**Job:** Gather the lines from the material that contain "сцену".

Data entries
++++++++++
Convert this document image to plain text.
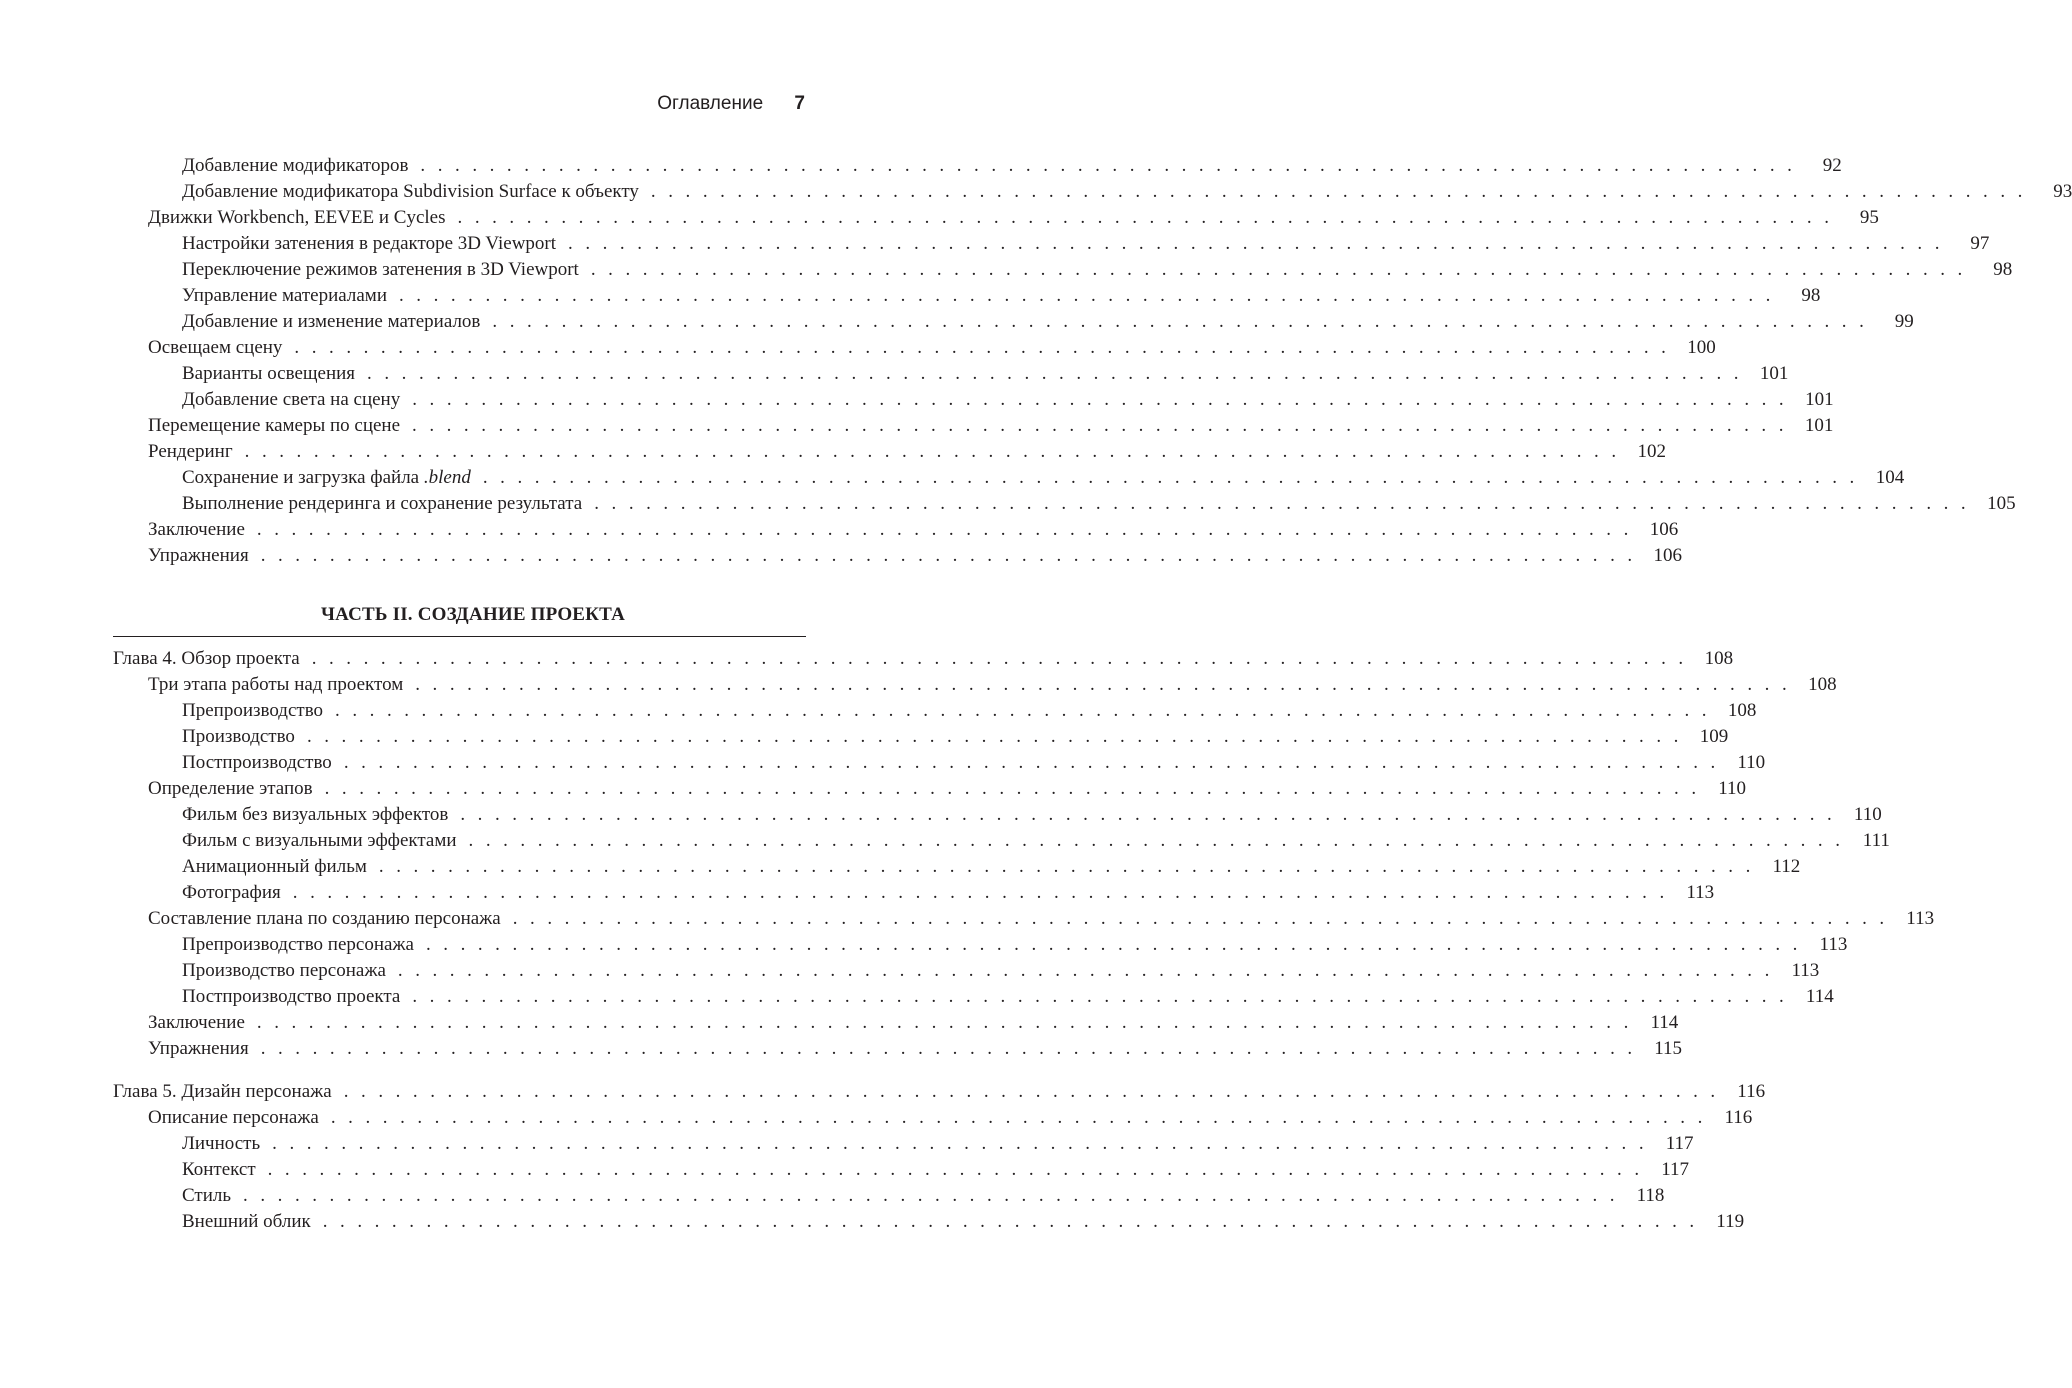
Оглавление 7
Добавление модификаторов . . . . . . . . . . . . . . . . . . . . . . . . . . . . . . . . . . . . . . . . . . . . . . . . . . . . . . . . . . . . . . . . . . . . . . . . . . . . . . . .	92
Добавление модификатора Subdivision Surface к объекту . . . . . . . . . . . . . . . . . . . . . . . . . . . . . . . . . . . . . . . . . . . . . . . . . . . . . . . . . . . . . . . . . . . . . . . . . . . . . . . .	93
Движки Workbench, EEVEE и Cycles . . . . . . . . . . . . . . . . . . . . . . . . . . . . . . . . . . . . . . . . . . . . . . . . . . . . . . . . . . . . . . . . . . . . . . . . . . . . . . . .	95
Настройки затенения в редакторе 3D Viewport . . . . . . . . . . . . . . . . . . . . . . . . . . . . . . . . . . . . . . . . . . . . . . . . . . . . . . . . . . . . . . . . . . . . . . . . . . . . . . . .	97
Переключение режимов затенения в 3D Viewport . . . . . . . . . . . . . . . . . . . . . . . . . . . . . . . . . . . . . . . . . . . . . . . . . . . . . . . . . . . . . . . . . . . . . . . . . . . . . . . .	98
Управление материалами . . . . . . . . . . . . . . . . . . . . . . . . . . . . . . . . . . . . . . . . . . . . . . . . . . . . . . . . . . . . . . . . . . . . . . . . . . . . . . . .	98
Добавление и изменение материалов . . . . . . . . . . . . . . . . . . . . . . . . . . . . . . . . . . . . . . . . . . . . . . . . . . . . . . . . . . . . . . . . . . . . . . . . . . . . . . . .	99
Освещаем сцену . . . . . . . . . . . . . . . . . . . . . . . . . . . . . . . . . . . . . . . . . . . . . . . . . . . . . . . . . . . . . . . . . . . . . . . . . . . . . . . . 100
Варианты освещения . . . . . . . . . . . . . . . . . . . . . . . . . . . . . . . . . . . . . . . . . . . . . . . . . . . . . . . . . . . . . . . . . . . . . . . . . . . . . . . . 101
Добавление света на сцену . . . . . . . . . . . . . . . . . . . . . . . . . . . . . . . . . . . . . . . . . . . . . . . . . . . . . . . . . . . . . . . . . . . . . . . . . . . . . . . . 101
Перемещение камеры по сцене . . . . . . . . . . . . . . . . . . . . . . . . . . . . . . . . . . . . . . . . . . . . . . . . . . . . . . . . . . . . . . . . . . . . . . . . . . . . . . . . 101
Рендеринг . . . . . . . . . . . . . . . . . . . . . . . . . . . . . . . . . . . . . . . . . . . . . . . . . . . . . . . . . . . . . . . . . . . . . . . . . . . . . . . . 102
Сохранение и загрузка файла .blend . . . . . . . . . . . . . . . . . . . . . . . . . . . . . . . . . . . . . . . . . . . . . . . . . . . . . . . . . . . . . . . . . . . . . . . . . . . . . . . . 104
Выполнение рендеринга и сохранение результата . . . . . . . . . . . . . . . . . . . . . . . . . . . . . . . . . . . . . . . . . . . . . . . . . . . . . . . . . . . . . . . . . . . . . . . . . . . . . . . . 105
Заключение . . . . . . . . . . . . . . . . . . . . . . . . . . . . . . . . . . . . . . . . . . . . . . . . . . . . . . . . . . . . . . . . . . . . . . . . . . . . . . . . 106
Упражнения . . . . . . . . . . . . . . . . . . . . . . . . . . . . . . . . . . . . . . . . . . . . . . . . . . . . . . . . . . . . . . . . . . . . . . . . . . . . . . . . 106
ЧАСТЬ II. СОЗДАНИЕ ПРОЕКТА
Глава 4. Обзор проекта . . . . . . . . . . . . . . . . . . . . . . . . . . . . . . . . . . . . . . . . . . . . . . . . . . . . . . . . . . . . . . . . . . . . . . . . . . . . . . . . 108
Три этапа работы над проектом . . . . . . . . . . . . . . . . . . . . . . . . . . . . . . . . . . . . . . . . . . . . . . . . . . . . . . . . . . . . . . . . . . . . . . . . . . . . . . . . 108
Препроизводство . . . . . . . . . . . . . . . . . . . . . . . . . . . . . . . . . . . . . . . . . . . . . . . . . . . . . . . . . . . . . . . . . . . . . . . . . . . . . . . . 108
Производство . . . . . . . . . . . . . . . . . . . . . . . . . . . . . . . . . . . . . . . . . . . . . . . . . . . . . . . . . . . . . . . . . . . . . . . . . . . . . . . . 109
Постпроизводство . . . . . . . . . . . . . . . . . . . . . . . . . . . . . . . . . . . . . . . . . . . . . . . . . . . . . . . . . . . . . . . . . . . . . . . . . . . . . . . . 110
Определение этапов . . . . . . . . . . . . . . . . . . . . . . . . . . . . . . . . . . . . . . . . . . . . . . . . . . . . . . . . . . . . . . . . . . . . . . . . . . . . . . . . 110
Фильм без визуальных эффектов . . . . . . . . . . . . . . . . . . . . . . . . . . . . . . . . . . . . . . . . . . . . . . . . . . . . . . . . . . . . . . . . . . . . . . . . . . . . . . . . 110
Фильм с визуальными эффектами . . . . . . . . . . . . . . . . . . . . . . . . . . . . . . . . . . . . . . . . . . . . . . . . . . . . . . . . . . . . . . . . . . . . . . . . . . . . . . . . 111
Анимационный фильм . . . . . . . . . . . . . . . . . . . . . . . . . . . . . . . . . . . . . . . . . . . . . . . . . . . . . . . . . . . . . . . . . . . . . . . . . . . . . . . . 112
Фотография . . . . . . . . . . . . . . . . . . . . . . . . . . . . . . . . . . . . . . . . . . . . . . . . . . . . . . . . . . . . . . . . . . . . . . . . . . . . . . . . 113
Составление плана по созданию персонажа . . . . . . . . . . . . . . . . . . . . . . . . . . . . . . . . . . . . . . . . . . . . . . . . . . . . . . . . . . . . . . . . . . . . . . . . . . . . . . . . 113
Препроизводство персонажа . . . . . . . . . . . . . . . . . . . . . . . . . . . . . . . . . . . . . . . . . . . . . . . . . . . . . . . . . . . . . . . . . . . . . . . . . . . . . . . . 113
Производство персонажа . . . . . . . . . . . . . . . . . . . . . . . . . . . . . . . . . . . . . . . . . . . . . . . . . . . . . . . . . . . . . . . . . . . . . . . . . . . . . . . . 113
Постпроизводство проекта . . . . . . . . . . . . . . . . . . . . . . . . . . . . . . . . . . . . . . . . . . . . . . . . . . . . . . . . . . . . . . . . . . . . . . . . . . . . . . . . 114
Заключение . . . . . . . . . . . . . . . . . . . . . . . . . . . . . . . . . . . . . . . . . . . . . . . . . . . . . . . . . . . . . . . . . . . . . . . . . . . . . . . . 114
Упражнения . . . . . . . . . . . . . . . . . . . . . . . . . . . . . . . . . . . . . . . . . . . . . . . . . . . . . . . . . . . . . . . . . . . . . . . . . . . . . . . . 115
Глава 5. Дизайн персонажа . . . . . . . . . . . . . . . . . . . . . . . . . . . . . . . . . . . . . . . . . . . . . . . . . . . . . . . . . . . . . . . . . . . . . . . . . . . . . . . . 116
Описание персонажа . . . . . . . . . . . . . . . . . . . . . . . . . . . . . . . . . . . . . . . . . . . . . . . . . . . . . . . . . . . . . . . . . . . . . . . . . . . . . . . . 116
Личность . . . . . . . . . . . . . . . . . . . . . . . . . . . . . . . . . . . . . . . . . . . . . . . . . . . . . . . . . . . . . . . . . . . . . . . . . . . . . . . . 117
Контекст . . . . . . . . . . . . . . . . . . . . . . . . . . . . . . . . . . . . . . . . . . . . . . . . . . . . . . . . . . . . . . . . . . . . . . . . . . . . . . . . 117
Стиль . . . . . . . . . . . . . . . . . . . . . . . . . . . . . . . . . . . . . . . . . . . . . . . . . . . . . . . . . . . . . . . . . . . . . . . . . . . . . . . . 118
Внешний облик . . . . . . . . . . . . . . . . . . . . . . . . . . . . . . . . . . . . . . . . . . . . . . . . . . . . . . . . . . . . . . . . . . . . . . . . . . . . . . . . 119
++++++++++
**Complete output:**
Освещаем сцену . . . . . . . . . . . . . . . . . . . . . . . . . . . . . . . . . . . . . . . . . . . . . . . . . . . . . . . . . . . . . . . . . . . . . . . . . . . . . . . . 100
Добавление света на сцену . . . . . . . . . . . . . . . . . . . . . . . . . . . . . . . . . . . . . . . . . . . . . . . . . . . . . . . . . . . . . . . . . . . . . . . . . . . . . . . . 101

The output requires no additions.